• _Excerpted data_

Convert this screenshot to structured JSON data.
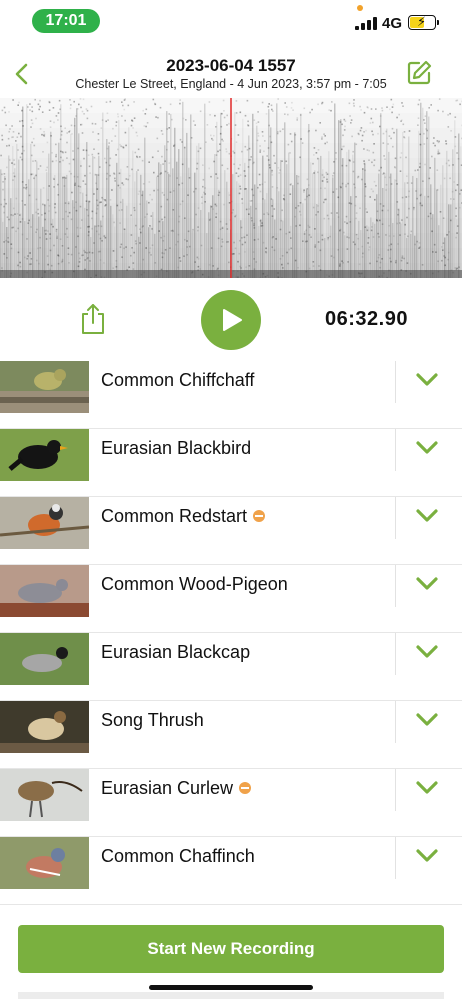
{
  "status_bar": {
    "time": "17:01",
    "network": "4G",
    "battery_level": 0.55,
    "colors": {
      "time_pill": "#2fb14a",
      "battery_fill": "#f5d31a"
    }
  },
  "header": {
    "title": "2023-06-04 1557",
    "subtitle": "Chester Le Street, England - 4 Jun 2023, 3:57 pm - 7:05",
    "back_icon": "chevron-left-icon",
    "edit_icon": "edit-icon"
  },
  "spectrogram": {
    "playhead_fraction": 0.5,
    "playhead_color": "#e02a2a"
  },
  "playback": {
    "share_icon": "share-icon",
    "play_icon": "play-icon",
    "elapsed": "06:32.90"
  },
  "species": [
    {
      "name": "Common Chiffchaff",
      "rare": false
    },
    {
      "name": "Eurasian Blackbird",
      "rare": false
    },
    {
      "name": "Common Redstart",
      "rare": true
    },
    {
      "name": "Common Wood-Pigeon",
      "rare": false
    },
    {
      "name": "Eurasian Blackcap",
      "rare": false
    },
    {
      "name": "Song Thrush",
      "rare": false
    },
    {
      "name": "Eurasian Curlew",
      "rare": true
    },
    {
      "name": "Common Chaffinch",
      "rare": false
    }
  ],
  "footer": {
    "start_label": "Start New Recording"
  },
  "colors": {
    "accent": "#7ab03f",
    "rarity": "#f0a24a"
  }
}
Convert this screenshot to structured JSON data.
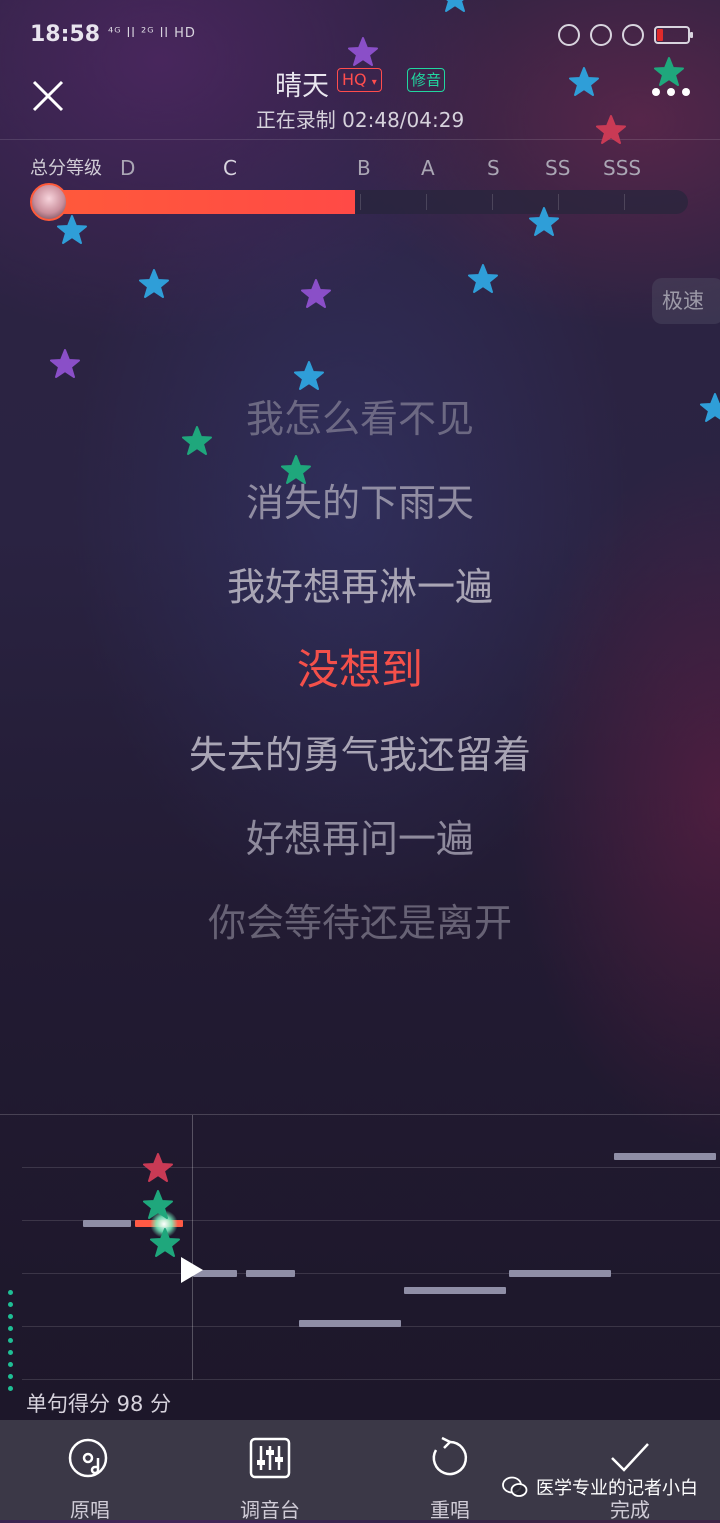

• _Work required_
Copy the material shown above in full and exactly. Skip the pictures.

• _Answer to this problem_
Convert this screenshot to structured JSON data.
{
  "status_bar": {
    "time": "17:01",
    "network": "4G",
    "battery_level": 0.55,
    "colors": {
      "time_pill": "#2fb14a",
      "battery_fill": "#f5d31a"
    }
  },
  "header": {
    "title": "2023-06-04 1557",
    "subtitle": "Chester Le Street, England - 4 Jun 2023, 3:57 pm - 7:05",
    "back_icon": "chevron-left-icon",
    "edit_icon": "edit-icon"
  },
  "spectrogram": {
    "playhead_fraction": 0.5,
    "playhead_color": "#e02a2a"
  },
  "playback": {
    "share_icon": "share-icon",
    "play_icon": "play-icon",
    "elapsed": "06:32.90"
  },
  "species": [
    {
      "name": "Common Chiffchaff",
      "rare": false
    },
    {
      "name": "Eurasian Blackbird",
      "rare": false
    },
    {
      "name": "Common Redstart",
      "rare": true
    },
    {
      "name": "Common Wood-Pigeon",
      "rare": false
    },
    {
      "name": "Eurasian Blackcap",
      "rare": false
    },
    {
      "name": "Song Thrush",
      "rare": false
    },
    {
      "name": "Eurasian Curlew",
      "rare": true
    },
    {
      "name": "Common Chaffinch",
      "rare": false
    }
  ],
  "footer": {
    "start_label": "Start New Recording"
  },
  "colors": {
    "accent": "#7ab03f",
    "rarity": "#f0a24a"
  }
}
Convert this screenshot to structured JSON data.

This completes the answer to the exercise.